[Data items]

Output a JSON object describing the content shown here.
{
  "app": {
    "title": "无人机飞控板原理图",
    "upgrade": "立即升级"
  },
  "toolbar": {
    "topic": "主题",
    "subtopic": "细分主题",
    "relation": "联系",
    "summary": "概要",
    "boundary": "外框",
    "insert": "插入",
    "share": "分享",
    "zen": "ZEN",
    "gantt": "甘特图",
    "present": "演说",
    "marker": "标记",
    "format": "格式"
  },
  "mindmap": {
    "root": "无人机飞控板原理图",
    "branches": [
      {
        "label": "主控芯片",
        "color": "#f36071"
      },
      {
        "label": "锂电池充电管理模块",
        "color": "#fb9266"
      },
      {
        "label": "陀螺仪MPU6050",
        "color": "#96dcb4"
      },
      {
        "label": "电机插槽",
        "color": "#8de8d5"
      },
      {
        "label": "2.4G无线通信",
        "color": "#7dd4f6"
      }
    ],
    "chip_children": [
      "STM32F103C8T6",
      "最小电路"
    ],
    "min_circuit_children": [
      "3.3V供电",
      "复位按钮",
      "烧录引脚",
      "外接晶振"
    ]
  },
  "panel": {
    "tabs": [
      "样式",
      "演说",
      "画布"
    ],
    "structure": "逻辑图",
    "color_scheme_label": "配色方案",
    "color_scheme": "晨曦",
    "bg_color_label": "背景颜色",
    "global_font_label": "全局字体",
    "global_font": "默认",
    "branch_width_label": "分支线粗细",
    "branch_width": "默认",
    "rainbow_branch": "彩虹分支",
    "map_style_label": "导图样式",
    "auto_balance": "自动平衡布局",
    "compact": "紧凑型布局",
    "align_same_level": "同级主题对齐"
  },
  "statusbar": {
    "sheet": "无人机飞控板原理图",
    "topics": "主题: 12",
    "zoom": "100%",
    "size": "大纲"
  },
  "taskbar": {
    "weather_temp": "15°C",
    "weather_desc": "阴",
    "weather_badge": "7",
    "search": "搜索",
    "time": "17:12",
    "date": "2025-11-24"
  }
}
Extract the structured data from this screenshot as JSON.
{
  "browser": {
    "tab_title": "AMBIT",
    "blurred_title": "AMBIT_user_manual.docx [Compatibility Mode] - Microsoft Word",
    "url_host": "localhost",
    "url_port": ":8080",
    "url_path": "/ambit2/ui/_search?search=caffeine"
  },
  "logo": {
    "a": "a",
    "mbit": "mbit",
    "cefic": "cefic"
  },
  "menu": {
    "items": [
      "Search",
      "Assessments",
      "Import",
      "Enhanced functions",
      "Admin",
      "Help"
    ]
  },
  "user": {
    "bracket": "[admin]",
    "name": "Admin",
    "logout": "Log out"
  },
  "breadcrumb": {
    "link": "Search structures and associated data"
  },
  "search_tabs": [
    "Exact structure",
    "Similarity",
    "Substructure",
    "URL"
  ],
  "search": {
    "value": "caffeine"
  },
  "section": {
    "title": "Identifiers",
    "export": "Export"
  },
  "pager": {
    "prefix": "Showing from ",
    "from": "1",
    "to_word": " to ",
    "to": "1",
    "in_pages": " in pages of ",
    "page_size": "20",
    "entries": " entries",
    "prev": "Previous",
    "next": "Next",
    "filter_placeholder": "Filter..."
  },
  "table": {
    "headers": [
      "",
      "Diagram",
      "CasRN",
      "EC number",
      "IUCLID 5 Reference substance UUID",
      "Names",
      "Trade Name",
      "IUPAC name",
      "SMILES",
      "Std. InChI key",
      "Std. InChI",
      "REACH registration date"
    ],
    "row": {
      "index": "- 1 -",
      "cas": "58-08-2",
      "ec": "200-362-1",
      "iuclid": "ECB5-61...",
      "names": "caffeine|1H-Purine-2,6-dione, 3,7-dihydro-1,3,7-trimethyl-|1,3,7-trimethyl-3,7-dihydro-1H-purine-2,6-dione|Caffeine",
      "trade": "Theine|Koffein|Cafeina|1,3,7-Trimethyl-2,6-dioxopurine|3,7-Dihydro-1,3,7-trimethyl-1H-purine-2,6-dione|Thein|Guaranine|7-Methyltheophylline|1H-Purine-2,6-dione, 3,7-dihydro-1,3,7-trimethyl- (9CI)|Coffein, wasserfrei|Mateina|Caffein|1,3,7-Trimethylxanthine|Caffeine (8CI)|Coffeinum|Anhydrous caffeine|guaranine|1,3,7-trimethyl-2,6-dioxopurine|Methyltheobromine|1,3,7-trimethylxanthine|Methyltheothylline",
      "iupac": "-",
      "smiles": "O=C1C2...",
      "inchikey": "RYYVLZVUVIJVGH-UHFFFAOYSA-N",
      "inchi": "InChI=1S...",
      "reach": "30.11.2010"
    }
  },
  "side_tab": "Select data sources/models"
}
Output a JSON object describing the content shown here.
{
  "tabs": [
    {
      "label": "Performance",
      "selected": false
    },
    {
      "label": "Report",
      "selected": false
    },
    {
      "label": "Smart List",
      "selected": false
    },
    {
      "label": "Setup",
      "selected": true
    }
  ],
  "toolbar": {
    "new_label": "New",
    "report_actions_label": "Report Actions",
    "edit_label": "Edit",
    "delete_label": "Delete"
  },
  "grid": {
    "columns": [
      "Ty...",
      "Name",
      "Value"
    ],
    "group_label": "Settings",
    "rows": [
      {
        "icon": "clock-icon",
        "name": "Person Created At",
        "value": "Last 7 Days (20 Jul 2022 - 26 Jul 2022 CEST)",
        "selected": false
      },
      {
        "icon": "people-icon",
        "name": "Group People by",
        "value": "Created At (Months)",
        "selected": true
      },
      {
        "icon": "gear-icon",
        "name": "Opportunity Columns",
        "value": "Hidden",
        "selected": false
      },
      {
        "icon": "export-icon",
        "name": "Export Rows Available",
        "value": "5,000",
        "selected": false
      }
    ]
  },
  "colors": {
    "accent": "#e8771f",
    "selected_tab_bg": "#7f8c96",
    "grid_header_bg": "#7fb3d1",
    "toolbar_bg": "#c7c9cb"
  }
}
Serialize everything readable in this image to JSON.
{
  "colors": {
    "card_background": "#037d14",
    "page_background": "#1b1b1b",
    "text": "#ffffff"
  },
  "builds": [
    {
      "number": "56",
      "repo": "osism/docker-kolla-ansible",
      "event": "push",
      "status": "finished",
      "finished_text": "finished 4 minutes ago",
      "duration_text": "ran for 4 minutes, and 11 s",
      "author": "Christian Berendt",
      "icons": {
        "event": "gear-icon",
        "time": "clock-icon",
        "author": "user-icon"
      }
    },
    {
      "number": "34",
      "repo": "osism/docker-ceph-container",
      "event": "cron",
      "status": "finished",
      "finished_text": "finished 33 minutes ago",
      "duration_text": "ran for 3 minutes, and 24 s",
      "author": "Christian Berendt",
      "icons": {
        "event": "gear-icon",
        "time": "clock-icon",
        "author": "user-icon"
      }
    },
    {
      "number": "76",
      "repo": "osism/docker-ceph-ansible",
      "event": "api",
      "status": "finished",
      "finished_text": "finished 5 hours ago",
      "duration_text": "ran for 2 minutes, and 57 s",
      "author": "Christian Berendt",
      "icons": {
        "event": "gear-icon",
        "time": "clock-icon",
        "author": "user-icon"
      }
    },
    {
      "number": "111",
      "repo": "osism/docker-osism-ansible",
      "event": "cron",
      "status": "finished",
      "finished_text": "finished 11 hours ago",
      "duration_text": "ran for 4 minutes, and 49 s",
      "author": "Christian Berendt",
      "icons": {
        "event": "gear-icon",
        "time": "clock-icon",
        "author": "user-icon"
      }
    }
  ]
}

**What is being asked**
Locate all lines in the listing above with the word "hours". Copy them.

**Final result**
      "finished_text": "finished 5 hours ago",
      "finished_text": "finished 11 hours ago",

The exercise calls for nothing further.